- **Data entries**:
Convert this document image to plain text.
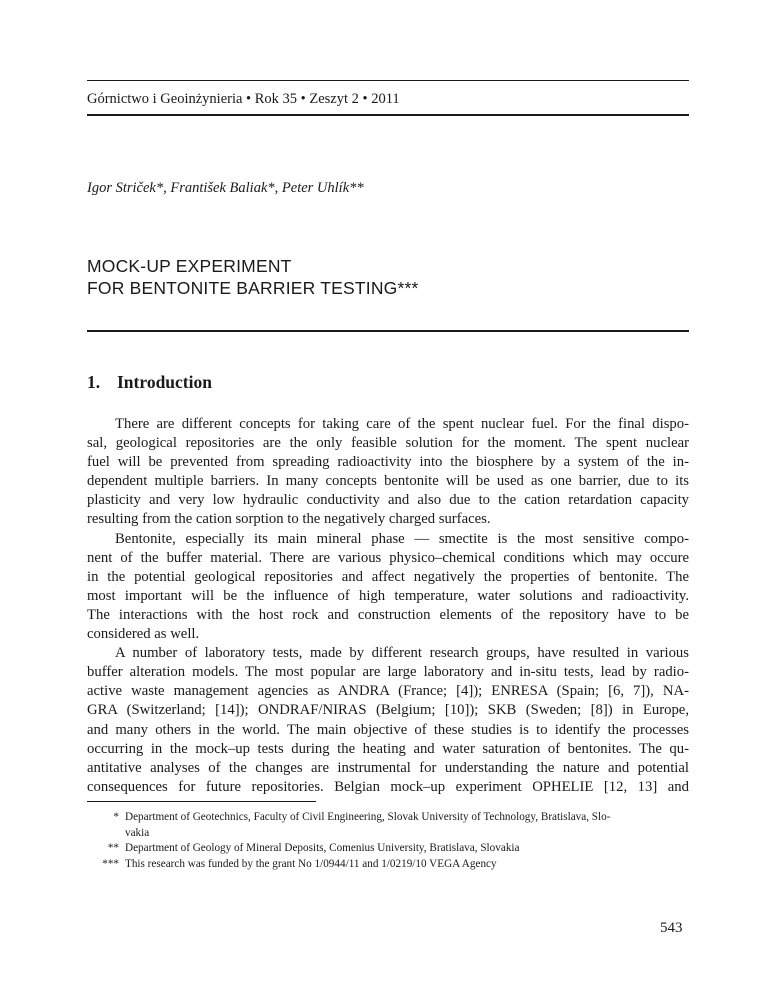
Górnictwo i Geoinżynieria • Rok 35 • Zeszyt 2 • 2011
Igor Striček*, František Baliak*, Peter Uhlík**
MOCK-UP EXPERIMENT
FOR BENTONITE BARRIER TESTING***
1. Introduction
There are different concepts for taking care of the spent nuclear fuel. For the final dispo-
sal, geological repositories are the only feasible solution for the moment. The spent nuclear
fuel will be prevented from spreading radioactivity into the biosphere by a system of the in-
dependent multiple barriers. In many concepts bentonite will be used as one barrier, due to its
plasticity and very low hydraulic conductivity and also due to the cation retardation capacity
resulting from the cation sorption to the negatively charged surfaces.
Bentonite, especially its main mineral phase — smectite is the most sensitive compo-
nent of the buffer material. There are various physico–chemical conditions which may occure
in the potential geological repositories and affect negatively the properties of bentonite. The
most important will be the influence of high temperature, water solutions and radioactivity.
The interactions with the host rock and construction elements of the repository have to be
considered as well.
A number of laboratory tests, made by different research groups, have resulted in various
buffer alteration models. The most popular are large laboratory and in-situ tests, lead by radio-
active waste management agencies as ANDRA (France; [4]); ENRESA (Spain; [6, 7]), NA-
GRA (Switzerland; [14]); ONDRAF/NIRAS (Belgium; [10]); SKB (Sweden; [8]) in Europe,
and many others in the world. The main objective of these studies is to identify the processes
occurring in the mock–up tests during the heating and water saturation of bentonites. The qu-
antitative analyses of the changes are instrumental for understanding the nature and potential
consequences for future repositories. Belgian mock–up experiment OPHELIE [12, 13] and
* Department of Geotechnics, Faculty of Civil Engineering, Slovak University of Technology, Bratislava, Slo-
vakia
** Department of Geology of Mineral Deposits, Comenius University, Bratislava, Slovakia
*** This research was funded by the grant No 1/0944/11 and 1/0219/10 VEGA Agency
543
--
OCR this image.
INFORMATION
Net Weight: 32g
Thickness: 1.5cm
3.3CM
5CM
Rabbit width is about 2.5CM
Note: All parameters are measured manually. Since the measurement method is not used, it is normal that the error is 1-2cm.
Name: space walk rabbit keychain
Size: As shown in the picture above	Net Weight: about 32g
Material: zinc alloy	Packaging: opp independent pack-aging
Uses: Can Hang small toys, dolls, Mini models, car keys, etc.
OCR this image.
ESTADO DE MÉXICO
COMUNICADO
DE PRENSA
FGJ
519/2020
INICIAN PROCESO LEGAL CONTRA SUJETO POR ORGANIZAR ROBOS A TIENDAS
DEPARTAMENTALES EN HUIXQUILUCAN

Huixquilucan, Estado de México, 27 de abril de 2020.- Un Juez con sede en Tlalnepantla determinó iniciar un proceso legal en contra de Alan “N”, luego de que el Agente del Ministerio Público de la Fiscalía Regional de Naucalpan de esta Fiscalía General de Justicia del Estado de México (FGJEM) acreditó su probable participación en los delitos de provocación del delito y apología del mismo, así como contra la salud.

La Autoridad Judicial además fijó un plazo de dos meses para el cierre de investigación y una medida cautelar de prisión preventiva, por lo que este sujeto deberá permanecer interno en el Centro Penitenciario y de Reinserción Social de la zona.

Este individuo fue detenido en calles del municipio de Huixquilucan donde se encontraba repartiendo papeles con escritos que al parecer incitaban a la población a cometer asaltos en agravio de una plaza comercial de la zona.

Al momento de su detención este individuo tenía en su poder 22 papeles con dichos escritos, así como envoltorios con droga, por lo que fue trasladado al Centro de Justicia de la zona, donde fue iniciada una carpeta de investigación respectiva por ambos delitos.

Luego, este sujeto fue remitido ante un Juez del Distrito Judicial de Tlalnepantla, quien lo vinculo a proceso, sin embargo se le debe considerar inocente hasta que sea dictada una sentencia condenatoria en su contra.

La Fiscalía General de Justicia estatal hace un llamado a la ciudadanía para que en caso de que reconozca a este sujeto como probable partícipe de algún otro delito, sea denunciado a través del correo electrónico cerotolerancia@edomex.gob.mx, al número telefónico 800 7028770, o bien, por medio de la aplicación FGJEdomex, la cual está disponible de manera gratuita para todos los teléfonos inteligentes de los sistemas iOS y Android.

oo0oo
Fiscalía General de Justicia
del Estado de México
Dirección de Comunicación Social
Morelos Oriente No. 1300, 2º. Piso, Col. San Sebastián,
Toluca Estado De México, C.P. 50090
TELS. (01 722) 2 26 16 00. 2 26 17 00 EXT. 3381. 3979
...
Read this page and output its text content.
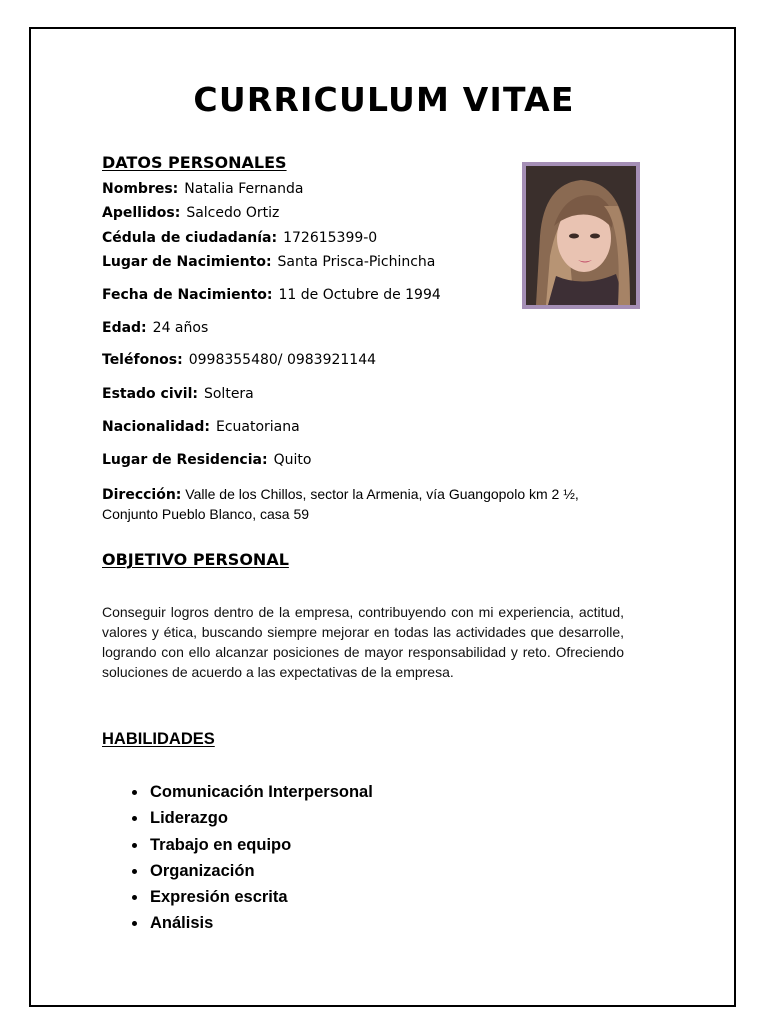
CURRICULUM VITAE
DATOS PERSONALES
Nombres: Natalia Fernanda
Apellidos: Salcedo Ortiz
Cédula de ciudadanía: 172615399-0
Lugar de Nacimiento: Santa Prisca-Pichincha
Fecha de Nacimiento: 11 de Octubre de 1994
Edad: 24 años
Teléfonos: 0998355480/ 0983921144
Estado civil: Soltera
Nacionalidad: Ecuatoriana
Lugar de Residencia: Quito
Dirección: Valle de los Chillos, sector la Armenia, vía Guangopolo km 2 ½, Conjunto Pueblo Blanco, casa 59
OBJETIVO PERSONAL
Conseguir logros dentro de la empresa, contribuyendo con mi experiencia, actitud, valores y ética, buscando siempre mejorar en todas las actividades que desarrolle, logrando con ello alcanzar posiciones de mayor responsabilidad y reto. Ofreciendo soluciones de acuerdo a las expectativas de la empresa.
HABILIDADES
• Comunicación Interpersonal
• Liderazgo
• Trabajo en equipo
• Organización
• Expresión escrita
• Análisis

- **What the task asks**:
From the listing above, copy every line that includes the word "negatively".

- **Answer to the problem**:
resulting from the cation sorption to the negatively charged surfaces.
in the potential geological repositories and affect negatively the properties of bentonite. The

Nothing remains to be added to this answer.